Written exercise
What follows is a listing to be transcribed exactly.

▼

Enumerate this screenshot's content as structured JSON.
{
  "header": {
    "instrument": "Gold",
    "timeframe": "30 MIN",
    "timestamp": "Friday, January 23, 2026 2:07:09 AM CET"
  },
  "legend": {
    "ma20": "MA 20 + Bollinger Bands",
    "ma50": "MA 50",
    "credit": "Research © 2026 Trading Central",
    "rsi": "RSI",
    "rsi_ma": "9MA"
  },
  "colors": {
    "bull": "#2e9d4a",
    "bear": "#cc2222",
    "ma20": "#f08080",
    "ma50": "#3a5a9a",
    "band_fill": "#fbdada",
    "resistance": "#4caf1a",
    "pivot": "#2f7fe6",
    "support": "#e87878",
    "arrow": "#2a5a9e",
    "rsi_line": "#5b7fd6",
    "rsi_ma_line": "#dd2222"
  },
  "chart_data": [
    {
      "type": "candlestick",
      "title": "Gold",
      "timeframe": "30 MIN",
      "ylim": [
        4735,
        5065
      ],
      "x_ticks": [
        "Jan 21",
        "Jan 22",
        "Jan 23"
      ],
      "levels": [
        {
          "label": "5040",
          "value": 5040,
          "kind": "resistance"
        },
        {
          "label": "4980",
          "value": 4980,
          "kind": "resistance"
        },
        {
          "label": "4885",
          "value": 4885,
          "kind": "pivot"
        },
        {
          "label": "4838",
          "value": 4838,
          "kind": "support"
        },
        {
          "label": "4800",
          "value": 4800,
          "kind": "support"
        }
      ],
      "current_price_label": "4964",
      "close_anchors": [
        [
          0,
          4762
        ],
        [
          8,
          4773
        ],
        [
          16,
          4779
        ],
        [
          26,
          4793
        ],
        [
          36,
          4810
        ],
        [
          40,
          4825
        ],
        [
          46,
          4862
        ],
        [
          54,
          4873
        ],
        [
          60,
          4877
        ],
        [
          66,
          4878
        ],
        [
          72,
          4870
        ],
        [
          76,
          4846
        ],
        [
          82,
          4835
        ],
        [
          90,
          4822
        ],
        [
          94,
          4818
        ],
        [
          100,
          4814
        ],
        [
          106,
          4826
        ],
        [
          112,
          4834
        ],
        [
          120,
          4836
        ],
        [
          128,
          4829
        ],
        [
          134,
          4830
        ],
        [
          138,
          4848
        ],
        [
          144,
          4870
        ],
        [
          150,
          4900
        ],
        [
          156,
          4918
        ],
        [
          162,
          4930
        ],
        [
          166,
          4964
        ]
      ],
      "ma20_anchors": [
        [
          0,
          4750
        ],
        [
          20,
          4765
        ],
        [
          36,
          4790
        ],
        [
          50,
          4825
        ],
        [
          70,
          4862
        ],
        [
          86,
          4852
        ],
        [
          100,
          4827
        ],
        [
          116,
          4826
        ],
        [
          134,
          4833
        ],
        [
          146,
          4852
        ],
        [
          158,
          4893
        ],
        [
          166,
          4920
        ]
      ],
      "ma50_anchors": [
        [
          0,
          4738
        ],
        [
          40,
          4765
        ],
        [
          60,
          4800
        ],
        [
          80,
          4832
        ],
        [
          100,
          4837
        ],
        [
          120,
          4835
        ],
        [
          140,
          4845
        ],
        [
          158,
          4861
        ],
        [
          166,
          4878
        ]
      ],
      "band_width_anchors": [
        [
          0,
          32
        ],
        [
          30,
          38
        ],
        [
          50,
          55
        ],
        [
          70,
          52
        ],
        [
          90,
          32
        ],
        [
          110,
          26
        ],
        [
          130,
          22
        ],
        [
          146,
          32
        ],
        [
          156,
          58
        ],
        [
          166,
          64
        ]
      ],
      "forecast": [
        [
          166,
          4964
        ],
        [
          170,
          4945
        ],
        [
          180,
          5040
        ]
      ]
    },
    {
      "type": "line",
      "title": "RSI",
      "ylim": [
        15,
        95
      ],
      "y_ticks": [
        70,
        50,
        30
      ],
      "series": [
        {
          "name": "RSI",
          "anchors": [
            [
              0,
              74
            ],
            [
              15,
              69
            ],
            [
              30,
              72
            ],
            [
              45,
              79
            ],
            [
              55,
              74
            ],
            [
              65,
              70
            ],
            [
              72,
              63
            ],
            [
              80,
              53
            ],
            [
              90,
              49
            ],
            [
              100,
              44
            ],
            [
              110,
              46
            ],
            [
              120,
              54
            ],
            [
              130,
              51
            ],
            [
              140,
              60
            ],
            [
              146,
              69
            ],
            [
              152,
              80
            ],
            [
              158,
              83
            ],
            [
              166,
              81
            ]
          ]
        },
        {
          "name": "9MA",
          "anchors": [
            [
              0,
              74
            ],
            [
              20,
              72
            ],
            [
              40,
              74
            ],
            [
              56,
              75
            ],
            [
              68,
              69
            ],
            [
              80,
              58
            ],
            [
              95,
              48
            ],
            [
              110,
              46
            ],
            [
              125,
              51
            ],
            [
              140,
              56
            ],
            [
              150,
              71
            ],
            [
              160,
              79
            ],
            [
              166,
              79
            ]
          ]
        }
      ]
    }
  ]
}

▲

The solution
Enumerate this screenshot's content as structured JSON.
{
  "header": {
    "instrument": "Gold",
    "timeframe": "30 MIN",
    "timestamp": "Friday, January 23, 2026 2:07:09 AM CET"
  },
  "legend": {
    "ma20": "MA 20 + Bollinger Bands",
    "ma50": "MA 50",
    "credit": "Research © 2026 Trading Central",
    "rsi": "RSI",
    "rsi_ma": "9MA"
  },
  "colors": {
    "bull": "#2e9d4a",
    "bear": "#cc2222",
    "ma20": "#f08080",
    "ma50": "#3a5a9a",
    "band_fill": "#fbdada",
    "resistance": "#4caf1a",
    "pivot": "#2f7fe6",
    "support": "#e87878",
    "arrow": "#2a5a9e",
    "rsi_line": "#5b7fd6",
    "rsi_ma_line": "#dd2222"
  },
  "chart_data": [
    {
      "type": "candlestick",
      "title": "Gold",
      "timeframe": "30 MIN",
      "ylim": [
        4735,
        5065
      ],
      "x_ticks": [
        "Jan 21",
        "Jan 22",
        "Jan 23"
      ],
      "levels": [
        {
          "label": "5040",
          "value": 5040,
          "kind": "resistance"
        },
        {
          "label": "4980",
          "value": 4980,
          "kind": "resistance"
        },
        {
          "label": "4885",
          "value": 4885,
          "kind": "pivot"
        },
        {
          "label": "4838",
          "value": 4838,
          "kind": "support"
        },
        {
          "label": "4800",
          "value": 4800,
          "kind": "support"
        }
      ],
      "current_price_label": "4964",
      "close_anchors": [
        [
          0,
          4762
        ],
        [
          8,
          4773
        ],
        [
          16,
          4779
        ],
        [
          26,
          4793
        ],
        [
          36,
          4810
        ],
        [
          40,
          4825
        ],
        [
          46,
          4862
        ],
        [
          54,
          4873
        ],
        [
          60,
          4877
        ],
        [
          66,
          4878
        ],
        [
          72,
          4870
        ],
        [
          76,
          4846
        ],
        [
          82,
          4835
        ],
        [
          90,
          4822
        ],
        [
          94,
          4818
        ],
        [
          100,
          4814
        ],
        [
          106,
          4826
        ],
        [
          112,
          4834
        ],
        [
          120,
          4836
        ],
        [
          128,
          4829
        ],
        [
          134,
          4830
        ],
        [
          138,
          4848
        ],
        [
          144,
          4870
        ],
        [
          150,
          4900
        ],
        [
          156,
          4918
        ],
        [
          162,
          4930
        ],
        [
          166,
          4964
        ]
      ],
      "ma20_anchors": [
        [
          0,
          4750
        ],
        [
          20,
          4765
        ],
        [
          36,
          4790
        ],
        [
          50,
          4825
        ],
        [
          70,
          4862
        ],
        [
          86,
          4852
        ],
        [
          100,
          4827
        ],
        [
          116,
          4826
        ],
        [
          134,
          4833
        ],
        [
          146,
          4852
        ],
        [
          158,
          4893
        ],
        [
          166,
          4920
        ]
      ],
      "ma50_anchors": [
        [
          0,
          4738
        ],
        [
          40,
          4765
        ],
        [
          60,
          4800
        ],
        [
          80,
          4832
        ],
        [
          100,
          4837
        ],
        [
          120,
          4835
        ],
        [
          140,
          4845
        ],
        [
          158,
          4861
        ],
        [
          166,
          4878
        ]
      ],
      "band_width_anchors": [
        [
          0,
          32
        ],
        [
          30,
          38
        ],
        [
          50,
          55
        ],
        [
          70,
          52
        ],
        [
          90,
          32
        ],
        [
          110,
          26
        ],
        [
          130,
          22
        ],
        [
          146,
          32
        ],
        [
          156,
          58
        ],
        [
          166,
          64
        ]
      ],
      "forecast": [
        [
          166,
          4964
        ],
        [
          170,
          4945
        ],
        [
          180,
          5040
        ]
      ]
    },
    {
      "type": "line",
      "title": "RSI",
      "ylim": [
        15,
        95
      ],
      "y_ticks": [
        70,
        50,
        30
      ],
      "series": [
        {
          "name": "RSI",
          "anchors": [
            [
              0,
              74
            ],
            [
              15,
              69
            ],
            [
              30,
              72
            ],
            [
              45,
              79
            ],
            [
              55,
              74
            ],
            [
              65,
              70
            ],
            [
              72,
              63
            ],
            [
              80,
              53
            ],
            [
              90,
              49
            ],
            [
              100,
              44
            ],
            [
              110,
              46
            ],
            [
              120,
              54
            ],
            [
              130,
              51
            ],
            [
              140,
              60
            ],
            [
              146,
              69
            ],
            [
              152,
              80
            ],
            [
              158,
              83
            ],
            [
              166,
              81
            ]
          ]
        },
        {
          "name": "9MA",
          "anchors": [
            [
              0,
              74
            ],
            [
              20,
              72
            ],
            [
              40,
              74
            ],
            [
              56,
              75
            ],
            [
              68,
              69
            ],
            [
              80,
              58
            ],
            [
              95,
              48
            ],
            [
              110,
              46
            ],
            [
              125,
              51
            ],
            [
              140,
              56
            ],
            [
              150,
              71
            ],
            [
              160,
              79
            ],
            [
              166,
              79
            ]
          ]
        }
      ]
    }
  ]
}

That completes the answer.